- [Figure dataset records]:
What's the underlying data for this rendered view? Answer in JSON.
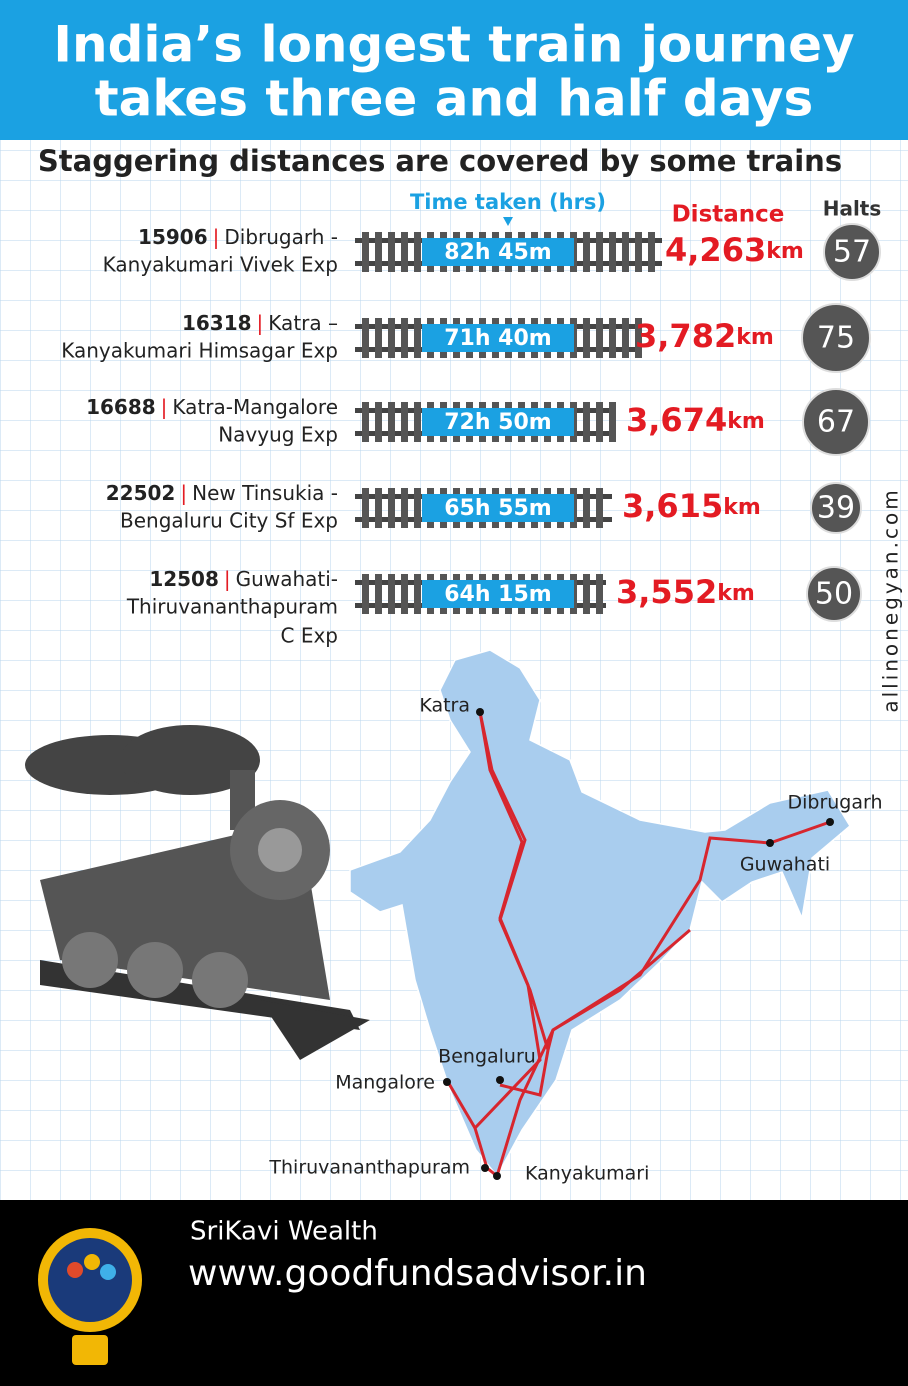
{
  "header": {
    "title_lines": [
      "India’s longest train journey",
      "takes three and half days"
    ]
  },
  "subtitle": "Staggering distances are covered by some trains",
  "columns": {
    "time": "Time taken (hrs)",
    "distance": "Distance",
    "halts": "Halts"
  },
  "table": {
    "separator": "|",
    "rows": [
      {
        "number": "15906",
        "name_lines": [
          "Dibrugarh -",
          "Kanyakumari Vivek Exp"
        ],
        "time": "82h 45m",
        "distance": "4,263",
        "unit": "km",
        "halts": 57
      },
      {
        "number": "16318",
        "name_lines": [
          "Katra –",
          "Kanyakumari Himsagar Exp"
        ],
        "time": "71h 40m",
        "distance": "3,782",
        "unit": "km",
        "halts": 75
      },
      {
        "number": "16688",
        "name_lines": [
          "Katra-Mangalore",
          "Navyug Exp"
        ],
        "time": "72h 50m",
        "distance": "3,674",
        "unit": "km",
        "halts": 67
      },
      {
        "number": "22502",
        "name_lines": [
          "New Tinsukia -",
          "Bengaluru City Sf Exp"
        ],
        "time": "65h 55m",
        "distance": "3,615",
        "unit": "km",
        "halts": 39
      },
      {
        "number": "12508",
        "name_lines": [
          "Guwahati-",
          "Thiruvananthapuram",
          "C Exp"
        ],
        "time": "64h 15m",
        "distance": "3,552",
        "unit": "km",
        "halts": 50
      }
    ]
  },
  "map": {
    "cities": [
      "Katra",
      "Dibrugarh",
      "Guwahati",
      "Bengaluru",
      "Mangalore",
      "Thiruvananthapuram",
      "Kanyakumari"
    ]
  },
  "watermark": "allinonegyan.com",
  "footer": {
    "brand": "SriKavi Wealth",
    "url": "www.goodfundsadvisor.in"
  }
}
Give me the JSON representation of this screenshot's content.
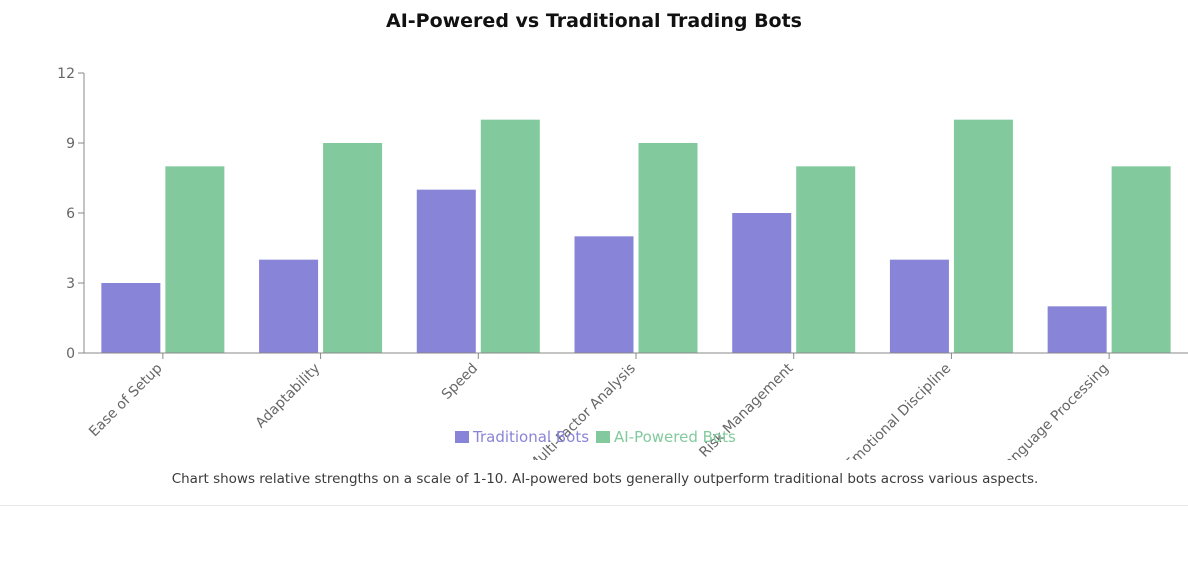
{
  "chart_data": {
    "type": "bar",
    "title": "AI-Powered vs Traditional Trading Bots",
    "categories": [
      "Ease of Setup",
      "Adaptability",
      "Speed",
      "Multi-Factor Analysis",
      "Risk Management",
      "Emotional Discipline",
      "Natural Language Processing"
    ],
    "series": [
      {
        "name": "Traditional Bots",
        "color": "#8884d8",
        "values": [
          3,
          4,
          7,
          5,
          6,
          4,
          2
        ]
      },
      {
        "name": "AI-Powered Bots",
        "color": "#82ca9d",
        "values": [
          8,
          9,
          10,
          9,
          8,
          10,
          8
        ]
      }
    ],
    "ylim": [
      0,
      12
    ],
    "yticks": [
      0,
      3,
      6,
      9,
      12
    ],
    "legend": "bottom-center",
    "grid": false
  },
  "caption": "Chart shows relative strengths on a scale of 1-10. AI-powered bots generally outperform traditional bots across various aspects."
}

- [WRITTEN TASK]:
Exclude the images and reproduce the remaining data exactly.

- [ANSWER FOR THIS EXERCISE]:
What's the underlying data for this rendered view? Answer in JSON.
{
  "header": {
    "title_lines": [
      "India’s longest train journey",
      "takes three and half days"
    ]
  },
  "subtitle": "Staggering distances are covered by some trains",
  "columns": {
    "time": "Time taken (hrs)",
    "distance": "Distance",
    "halts": "Halts"
  },
  "table": {
    "separator": "|",
    "rows": [
      {
        "number": "15906",
        "name_lines": [
          "Dibrugarh -",
          "Kanyakumari Vivek Exp"
        ],
        "time": "82h 45m",
        "distance": "4,263",
        "unit": "km",
        "halts": 57
      },
      {
        "number": "16318",
        "name_lines": [
          "Katra –",
          "Kanyakumari Himsagar Exp"
        ],
        "time": "71h 40m",
        "distance": "3,782",
        "unit": "km",
        "halts": 75
      },
      {
        "number": "16688",
        "name_lines": [
          "Katra-Mangalore",
          "Navyug Exp"
        ],
        "time": "72h 50m",
        "distance": "3,674",
        "unit": "km",
        "halts": 67
      },
      {
        "number": "22502",
        "name_lines": [
          "New Tinsukia -",
          "Bengaluru City Sf Exp"
        ],
        "time": "65h 55m",
        "distance": "3,615",
        "unit": "km",
        "halts": 39
      },
      {
        "number": "12508",
        "name_lines": [
          "Guwahati-",
          "Thiruvananthapuram",
          "C Exp"
        ],
        "time": "64h 15m",
        "distance": "3,552",
        "unit": "km",
        "halts": 50
      }
    ]
  },
  "map": {
    "cities": [
      "Katra",
      "Dibrugarh",
      "Guwahati",
      "Bengaluru",
      "Mangalore",
      "Thiruvananthapuram",
      "Kanyakumari"
    ]
  },
  "watermark": "allinonegyan.com",
  "footer": {
    "brand": "SriKavi Wealth",
    "url": "www.goodfundsadvisor.in"
  }
}
Give me the JSON representation of this screenshot's content.
{
  "chart_data": {
    "type": "bar",
    "title": "AI-Powered vs Traditional Trading Bots",
    "categories": [
      "Ease of Setup",
      "Adaptability",
      "Speed",
      "Multi-Factor Analysis",
      "Risk Management",
      "Emotional Discipline",
      "Natural Language Processing"
    ],
    "series": [
      {
        "name": "Traditional Bots",
        "color": "#8884d8",
        "values": [
          3,
          4,
          7,
          5,
          6,
          4,
          2
        ]
      },
      {
        "name": "AI-Powered Bots",
        "color": "#82ca9d",
        "values": [
          8,
          9,
          10,
          9,
          8,
          10,
          8
        ]
      }
    ],
    "ylim": [
      0,
      12
    ],
    "yticks": [
      0,
      3,
      6,
      9,
      12
    ],
    "legend": "bottom-center",
    "grid": false
  },
  "caption": "Chart shows relative strengths on a scale of 1-10. AI-powered bots generally outperform traditional bots across various aspects."
}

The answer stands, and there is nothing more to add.